[Start of RECORDS FOR THIS TASK]

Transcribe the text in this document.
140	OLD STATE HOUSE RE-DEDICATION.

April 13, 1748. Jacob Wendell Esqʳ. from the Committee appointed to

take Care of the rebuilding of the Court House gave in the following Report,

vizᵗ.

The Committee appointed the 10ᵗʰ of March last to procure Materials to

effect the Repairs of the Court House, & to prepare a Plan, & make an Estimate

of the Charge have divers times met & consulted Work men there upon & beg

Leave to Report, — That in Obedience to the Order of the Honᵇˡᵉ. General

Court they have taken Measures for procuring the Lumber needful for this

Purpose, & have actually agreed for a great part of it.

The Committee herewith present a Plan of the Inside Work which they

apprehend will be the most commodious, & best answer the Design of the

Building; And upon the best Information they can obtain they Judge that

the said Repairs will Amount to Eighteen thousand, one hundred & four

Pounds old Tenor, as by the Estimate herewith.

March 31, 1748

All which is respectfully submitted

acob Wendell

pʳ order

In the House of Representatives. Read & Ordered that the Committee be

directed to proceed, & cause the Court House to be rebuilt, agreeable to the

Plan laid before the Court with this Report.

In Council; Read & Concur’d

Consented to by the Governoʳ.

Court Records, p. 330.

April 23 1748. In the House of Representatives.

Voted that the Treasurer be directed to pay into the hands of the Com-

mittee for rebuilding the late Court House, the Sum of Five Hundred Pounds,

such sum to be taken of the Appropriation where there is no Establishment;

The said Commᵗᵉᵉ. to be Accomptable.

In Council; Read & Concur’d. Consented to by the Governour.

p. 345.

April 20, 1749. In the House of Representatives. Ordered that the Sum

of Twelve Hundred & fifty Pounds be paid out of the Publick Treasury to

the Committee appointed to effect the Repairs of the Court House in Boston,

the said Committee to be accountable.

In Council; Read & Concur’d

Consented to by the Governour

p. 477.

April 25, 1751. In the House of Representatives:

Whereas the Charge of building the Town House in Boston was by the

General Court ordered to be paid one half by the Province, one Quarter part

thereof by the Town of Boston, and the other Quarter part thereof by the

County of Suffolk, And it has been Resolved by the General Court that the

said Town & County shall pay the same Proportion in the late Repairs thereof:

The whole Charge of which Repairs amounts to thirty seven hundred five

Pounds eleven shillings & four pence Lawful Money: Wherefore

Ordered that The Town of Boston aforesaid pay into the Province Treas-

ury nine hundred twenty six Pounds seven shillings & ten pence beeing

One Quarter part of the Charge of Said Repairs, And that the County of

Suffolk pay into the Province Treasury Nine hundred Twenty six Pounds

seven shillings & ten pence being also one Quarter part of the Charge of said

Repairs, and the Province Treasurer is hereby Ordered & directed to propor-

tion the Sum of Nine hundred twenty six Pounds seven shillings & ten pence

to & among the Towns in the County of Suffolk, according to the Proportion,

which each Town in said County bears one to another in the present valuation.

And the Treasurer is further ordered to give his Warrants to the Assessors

[End of RECORDS FOR THIS TASK]

▶ [THE TASK]
Write the entries again, exactly as they stand.

▶ [SOLUTION TO THE EXERCISE]
Transcribe the text in this document.
140	OLD STATE HOUSE RE-DEDICATION.

April 13, 1748. Jacob Wendell Esqʳ. from the Committee appointed to

take Care of the rebuilding of the Court House gave in the following Report,

vizᵗ.

The Committee appointed the 10ᵗʰ of March last to procure Materials to

effect the Repairs of the Court House, & to prepare a Plan, & make an Estimate

of the Charge have divers times met & consulted Work men there upon & beg

Leave to Report, — That in Obedience to the Order of the Honᵇˡᵉ. General

Court they have taken Measures for procuring the Lumber needful for this

Purpose, & have actually agreed for a great part of it.

The Committee herewith present a Plan of the Inside Work which they

apprehend will be the most commodious, & best answer the Design of the

Building; And upon the best Information they can obtain they Judge that

the said Repairs will Amount to Eighteen thousand, one hundred & four

Pounds old Tenor, as by the Estimate herewith.

March 31, 1748

All which is respectfully submitted

acob Wendell

pʳ order

In the House of Representatives. Read & Ordered that the Committee be

directed to proceed, & cause the Court House to be rebuilt, agreeable to the

Plan laid before the Court with this Report.

In Council; Read & Concur’d

Consented to by the Governoʳ.

Court Records, p. 330.

April 23 1748. In the House of Representatives.

Voted that the Treasurer be directed to pay into the hands of the Com-

mittee for rebuilding the late Court House, the Sum of Five Hundred Pounds,

such sum to be taken of the Appropriation where there is no Establishment;

The said Commᵗᵉᵉ. to be Accomptable.

In Council; Read & Concur’d. Consented to by the Governour.

p. 345.

April 20, 1749. In the House of Representatives. Ordered that the Sum

of Twelve Hundred & fifty Pounds be paid out of the Publick Treasury to

the Committee appointed to effect the Repairs of the Court House in Boston,

the said Committee to be accountable.

In Council; Read & Concur’d

Consented to by the Governour

p. 477.

April 25, 1751. In the House of Representatives:

Whereas the Charge of building the Town House in Boston was by the

General Court ordered to be paid one half by the Province, one Quarter part

thereof by the Town of Boston, and the other Quarter part thereof by the

County of Suffolk, And it has been Resolved by the General Court that the

said Town & County shall pay the same Proportion in the late Repairs thereof:

The whole Charge of which Repairs amounts to thirty seven hundred five

Pounds eleven shillings & four pence Lawful Money: Wherefore

Ordered that The Town of Boston aforesaid pay into the Province Treas-

ury nine hundred twenty six Pounds seven shillings & ten pence beeing

One Quarter part of the Charge of Said Repairs, And that the County of

Suffolk pay into the Province Treasury Nine hundred Twenty six Pounds

seven shillings & ten pence being also one Quarter part of the Charge of said

Repairs, and the Province Treasurer is hereby Ordered & directed to propor-

tion the Sum of Nine hundred twenty six Pounds seven shillings & ten pence

to & among the Towns in the County of Suffolk, according to the Proportion,

which each Town in said County bears one to another in the present valuation.

And the Treasurer is further ordered to give his Warrants to the Assessors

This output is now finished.